>> Start Material provided

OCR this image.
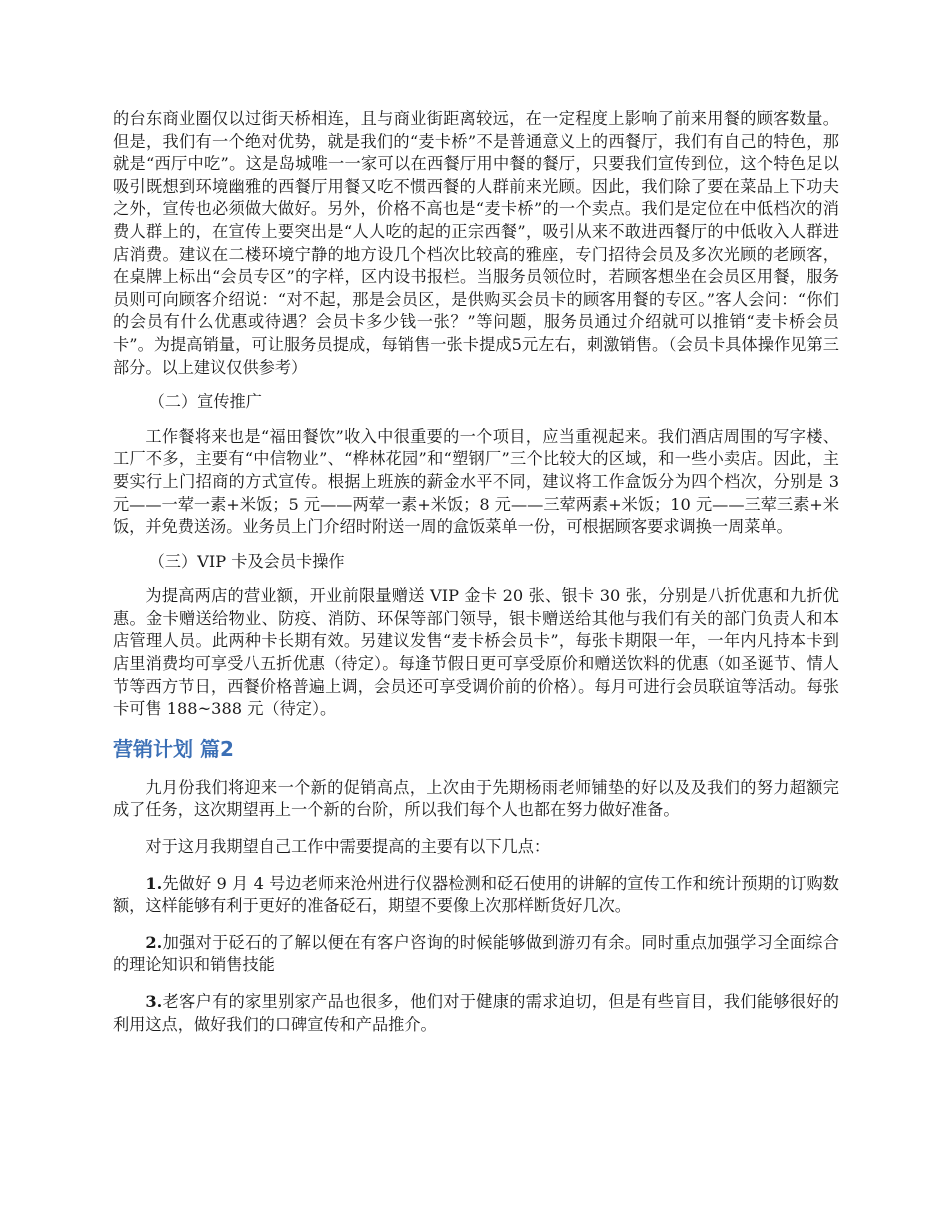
的台东商业圈仅以过街天桥相连，且与商业街距离较远，在一定程度上影响了前来用餐的顾客数量。但是，我们有一个绝对优势，就是我们的“麦卡桥”不是普通意义上的西餐厅，我们有自己的特色，那就是“西厅中吃”。这是岛城唯一一家可以在西餐厅用中餐的餐厅，只要我们宣传到位，这个特色足以吸引既想到环境幽雅的西餐厅用餐又吃不惯西餐的人群前来光顾。因此，我们除了要在菜品上下功夫之外，宣传也必须做大做好。另外，价格不高也是“麦卡桥”的一个卖点。我们是定位在中低档次的消费人群上的，在宣传上要突出是“人人吃的起的正宗西餐”，吸引从来不敢进西餐厅的中低收入人群进店消费。建议在二楼环境宁静的地方设几个档次比较高的雅座，专门招待会员及多次光顾的老顾客，在桌牌上标出“会员专区”的字样，区内设书报栏。当服务员领位时，若顾客想坐在会员区用餐，服务员则可向顾客介绍说：“对不起，那是会员区，是供购买会员卡的顾客用餐的专区。”客人会问：“你们的会员有什么优惠或待遇？会员卡多少钱一张？”等问题，服务员通过介绍就可以推销“麦卡桥会员卡”。为提高销量，可让服务员提成，每销售一张卡提成5元左右，刺激销售。（会员卡具体操作见第三部分。以上建议仅供参考）

（二）宣传推广

工作餐将来也是“福田餐饮”收入中很重要的一个项目，应当重视起来。我们酒店周围的写字楼、工厂不多，主要有“中信物业”、“桦林花园”和“塑钢厂”三个比较大的区域，和一些小卖店。因此，主要实行上门招商的方式宣传。根据上班族的薪金水平不同，建议将工作盒饭分为四个档次，分别是 3 元——一荤一素+米饭；5 元——两荤一素+米饭；8 元——三荤两素+米饭；10 元——三荤三素+米饭，并免费送汤。业务员上门介绍时附送一周的盒饭菜单一份，可根据顾客要求调换一周菜单。

（三）VIP 卡及会员卡操作

为提高两店的营业额，开业前限量赠送 VIP 金卡 20 张、银卡 30 张，分别是八折优惠和九折优惠。金卡赠送给物业、防疫、消防、环保等部门领导，银卡赠送给其他与我们有关的部门负责人和本店管理人员。此两种卡长期有效。另建议发售“麦卡桥会员卡”，每张卡期限一年，一年内凡持本卡到店里消费均可享受八五折优惠（待定）。每逢节假日更可享受原价和赠送饮料的优惠（如圣诞节、情人节等西方节日，西餐价格普遍上调，会员还可享受调价前的价格）。每月可进行会员联谊等活动。每张卡可售 188~388 元（待定）。

营销计划 篇2

九月份我们将迎来一个新的促销高点，上次由于先期杨雨老师铺垫的好以及及我们的努力超额完成了任务，这次期望再上一个新的台阶，所以我们每个人也都在努力做好准备。

对于这月我期望自己工作中需要提高的主要有以下几点：

1.先做好 9 月 4 号边老师来沧州进行仪器检测和砭石使用的讲解的宣传工作和统计预期的订购数额，这样能够有利于更好的准备砭石，期望不要像上次那样断货好几次。

2.加强对于砭石的了解以便在有客户咨询的时候能够做到游刃有余。同时重点加强学习全面综合的理论知识和销售技能

3.老客户有的家里别家产品也很多，他们对于健康的需求迫切，但是有些盲目，我们能够很好的利用这点，做好我们的口碑宣传和产品推介。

>> End Material provided

Written exercise |
Search the data above for the string "麦卡桥会员卡" and copy each line that has it.

Answer to the task |
的台东商业圈仅以过街天桥相连，且与商业街距离较远，在一定程度上影响了前来用餐的顾客数量。但是，我们有一个绝对优势，就是我们的“麦卡桥”不是普通意义上的西餐厅，我们有自己的特色，那就是“西厅中吃”。这是岛城唯一一家可以在西餐厅用中餐的餐厅，只要我们宣传到位，这个特色足以吸引既想到环境幽雅的西餐厅用餐又吃不惯西餐的人群前来光顾。因此，我们除了要在菜品上下功夫之外，宣传也必须做大做好。另外，价格不高也是“麦卡桥”的一个卖点。我们是定位在中低档次的消费人群上的，在宣传上要突出是“人人吃的起的正宗西餐”，吸引从来不敢进西餐厅的中低收入人群进店消费。建议在二楼环境宁静的地方设几个档次比较高的雅座，专门招待会员及多次光顾的老顾客，在桌牌上标出“会员专区”的字样，区内设书报栏。当服务员领位时，若顾客想坐在会员区用餐，服务员则可向顾客介绍说：“对不起，那是会员区，是供购买会员卡的顾客用餐的专区。”客人会问：“你们的会员有什么优惠或待遇？会员卡多少钱一张？”等问题，服务员通过介绍就可以推销“麦卡桥会员卡”。为提高销量，可让服务员提成，每销售一张卡提成5元左右，刺激销售。（会员卡具体操作见第三部分。以上建议仅供参考）
为提高两店的营业额，开业前限量赠送 VIP 金卡 20 张、银卡 30 张，分别是八折优惠和九折优惠。金卡赠送给物业、防疫、消防、环保等部门领导，银卡赠送给其他与我们有关的部门负责人和本店管理人员。此两种卡长期有效。另建议发售“麦卡桥会员卡”，每张卡期限一年，一年内凡持本卡到店里消费均可享受八五折优惠（待定）。每逢节假日更可享受原价和赠送饮料的优惠（如圣诞节、情人节等西方节日，西餐价格普遍上调，会员还可享受调价前的价格）。每月可进行会员联谊等活动。每张卡可售 188~388 元（待定）。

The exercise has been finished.